>> BEGIN

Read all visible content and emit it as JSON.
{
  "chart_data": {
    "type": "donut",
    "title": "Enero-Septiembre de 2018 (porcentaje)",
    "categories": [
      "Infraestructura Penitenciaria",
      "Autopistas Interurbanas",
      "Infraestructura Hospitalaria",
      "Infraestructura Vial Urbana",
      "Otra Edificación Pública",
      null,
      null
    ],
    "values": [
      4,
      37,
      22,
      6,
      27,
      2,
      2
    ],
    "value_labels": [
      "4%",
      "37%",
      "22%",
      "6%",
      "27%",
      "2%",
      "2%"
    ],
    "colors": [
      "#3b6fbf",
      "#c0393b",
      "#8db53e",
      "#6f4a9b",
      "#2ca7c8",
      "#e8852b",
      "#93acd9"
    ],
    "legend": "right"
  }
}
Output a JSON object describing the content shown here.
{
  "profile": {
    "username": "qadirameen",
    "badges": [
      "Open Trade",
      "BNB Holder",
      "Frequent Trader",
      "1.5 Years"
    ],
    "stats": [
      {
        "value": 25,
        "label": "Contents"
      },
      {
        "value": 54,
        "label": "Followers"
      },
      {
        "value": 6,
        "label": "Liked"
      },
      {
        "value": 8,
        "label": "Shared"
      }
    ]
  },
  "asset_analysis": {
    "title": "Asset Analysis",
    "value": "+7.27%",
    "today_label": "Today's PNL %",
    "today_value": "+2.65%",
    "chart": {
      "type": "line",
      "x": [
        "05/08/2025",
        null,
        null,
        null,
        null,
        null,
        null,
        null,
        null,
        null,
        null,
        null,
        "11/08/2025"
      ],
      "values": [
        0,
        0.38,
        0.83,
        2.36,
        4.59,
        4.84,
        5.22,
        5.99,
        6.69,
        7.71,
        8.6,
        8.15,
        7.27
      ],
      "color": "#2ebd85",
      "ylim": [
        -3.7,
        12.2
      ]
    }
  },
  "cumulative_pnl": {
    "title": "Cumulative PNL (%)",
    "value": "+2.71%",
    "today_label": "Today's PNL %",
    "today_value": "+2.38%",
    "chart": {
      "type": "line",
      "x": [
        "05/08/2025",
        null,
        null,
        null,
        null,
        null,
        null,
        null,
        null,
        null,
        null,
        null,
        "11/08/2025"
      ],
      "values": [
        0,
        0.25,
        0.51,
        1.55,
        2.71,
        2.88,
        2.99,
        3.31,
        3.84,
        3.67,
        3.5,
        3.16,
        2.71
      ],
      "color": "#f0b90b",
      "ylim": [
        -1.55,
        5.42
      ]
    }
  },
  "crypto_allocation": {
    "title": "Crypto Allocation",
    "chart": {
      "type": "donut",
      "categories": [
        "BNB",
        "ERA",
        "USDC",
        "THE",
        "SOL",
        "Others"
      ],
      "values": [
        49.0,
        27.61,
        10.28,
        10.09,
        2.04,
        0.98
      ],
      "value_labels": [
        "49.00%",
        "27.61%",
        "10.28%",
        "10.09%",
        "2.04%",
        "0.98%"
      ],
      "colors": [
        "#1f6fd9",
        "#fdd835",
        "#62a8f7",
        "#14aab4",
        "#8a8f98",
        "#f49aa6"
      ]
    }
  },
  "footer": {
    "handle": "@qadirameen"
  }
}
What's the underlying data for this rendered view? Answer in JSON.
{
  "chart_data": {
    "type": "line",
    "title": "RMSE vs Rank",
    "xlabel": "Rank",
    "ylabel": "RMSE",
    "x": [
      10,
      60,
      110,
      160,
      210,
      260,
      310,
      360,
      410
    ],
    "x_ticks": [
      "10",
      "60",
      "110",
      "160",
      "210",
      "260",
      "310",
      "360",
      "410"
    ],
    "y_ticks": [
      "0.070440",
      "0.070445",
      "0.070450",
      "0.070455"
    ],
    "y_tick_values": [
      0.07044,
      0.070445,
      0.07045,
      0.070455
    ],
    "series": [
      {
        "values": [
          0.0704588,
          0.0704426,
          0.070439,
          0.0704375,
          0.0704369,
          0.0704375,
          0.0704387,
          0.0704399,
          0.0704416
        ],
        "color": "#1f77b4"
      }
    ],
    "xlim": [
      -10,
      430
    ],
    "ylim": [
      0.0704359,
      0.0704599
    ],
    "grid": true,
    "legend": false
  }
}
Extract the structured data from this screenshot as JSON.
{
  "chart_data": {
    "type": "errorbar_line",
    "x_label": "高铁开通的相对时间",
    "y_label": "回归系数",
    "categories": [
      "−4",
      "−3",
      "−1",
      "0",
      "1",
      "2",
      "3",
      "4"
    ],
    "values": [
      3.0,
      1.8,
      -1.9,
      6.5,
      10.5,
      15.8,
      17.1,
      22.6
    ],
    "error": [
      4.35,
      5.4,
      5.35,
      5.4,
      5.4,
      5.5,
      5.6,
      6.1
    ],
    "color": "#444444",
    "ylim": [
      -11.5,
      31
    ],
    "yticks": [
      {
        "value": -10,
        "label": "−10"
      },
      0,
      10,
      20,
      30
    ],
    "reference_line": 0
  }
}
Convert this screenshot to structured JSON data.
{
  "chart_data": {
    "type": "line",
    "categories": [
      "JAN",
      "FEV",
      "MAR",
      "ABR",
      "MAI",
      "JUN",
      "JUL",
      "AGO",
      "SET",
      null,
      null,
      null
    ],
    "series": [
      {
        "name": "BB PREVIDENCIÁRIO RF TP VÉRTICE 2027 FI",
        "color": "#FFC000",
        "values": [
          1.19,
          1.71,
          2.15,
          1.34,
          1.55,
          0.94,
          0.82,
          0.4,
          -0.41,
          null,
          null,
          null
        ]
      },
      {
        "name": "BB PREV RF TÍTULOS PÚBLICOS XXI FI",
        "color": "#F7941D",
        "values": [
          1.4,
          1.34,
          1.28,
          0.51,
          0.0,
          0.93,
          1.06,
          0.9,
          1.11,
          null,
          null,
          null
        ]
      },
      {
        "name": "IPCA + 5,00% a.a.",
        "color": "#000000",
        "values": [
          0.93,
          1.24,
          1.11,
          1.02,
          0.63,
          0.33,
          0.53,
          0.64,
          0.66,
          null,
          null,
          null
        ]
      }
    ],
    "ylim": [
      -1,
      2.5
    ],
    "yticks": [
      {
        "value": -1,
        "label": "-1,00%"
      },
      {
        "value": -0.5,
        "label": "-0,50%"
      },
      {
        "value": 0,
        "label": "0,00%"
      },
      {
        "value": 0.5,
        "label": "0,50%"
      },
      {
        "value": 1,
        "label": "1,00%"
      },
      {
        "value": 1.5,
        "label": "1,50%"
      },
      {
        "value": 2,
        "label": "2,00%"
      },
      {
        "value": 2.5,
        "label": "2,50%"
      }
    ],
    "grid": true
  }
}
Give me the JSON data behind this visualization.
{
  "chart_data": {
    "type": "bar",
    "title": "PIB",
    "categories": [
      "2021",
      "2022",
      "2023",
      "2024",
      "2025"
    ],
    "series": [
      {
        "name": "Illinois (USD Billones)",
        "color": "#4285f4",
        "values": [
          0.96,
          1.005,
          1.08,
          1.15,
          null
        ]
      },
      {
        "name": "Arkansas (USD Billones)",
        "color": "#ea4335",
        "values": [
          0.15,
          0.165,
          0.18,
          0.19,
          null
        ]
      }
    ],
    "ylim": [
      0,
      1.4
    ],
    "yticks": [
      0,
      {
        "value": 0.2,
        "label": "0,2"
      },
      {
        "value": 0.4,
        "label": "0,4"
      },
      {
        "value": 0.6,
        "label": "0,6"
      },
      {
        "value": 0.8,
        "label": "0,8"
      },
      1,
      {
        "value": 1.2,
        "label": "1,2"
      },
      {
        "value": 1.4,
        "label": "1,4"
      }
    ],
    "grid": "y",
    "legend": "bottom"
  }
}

>> END

■ Your instructions
In the entries above, find each line with the word "JSON" and show it.

■ Exercise solution
Read all visible content and emit it as JSON.
Output a JSON object describing the content shown here.
What's the underlying data for this rendered view? Answer in JSON.
Extract the structured data from this screenshot as JSON.
Convert this screenshot to structured JSON data.
Give me the JSON data behind this visualization.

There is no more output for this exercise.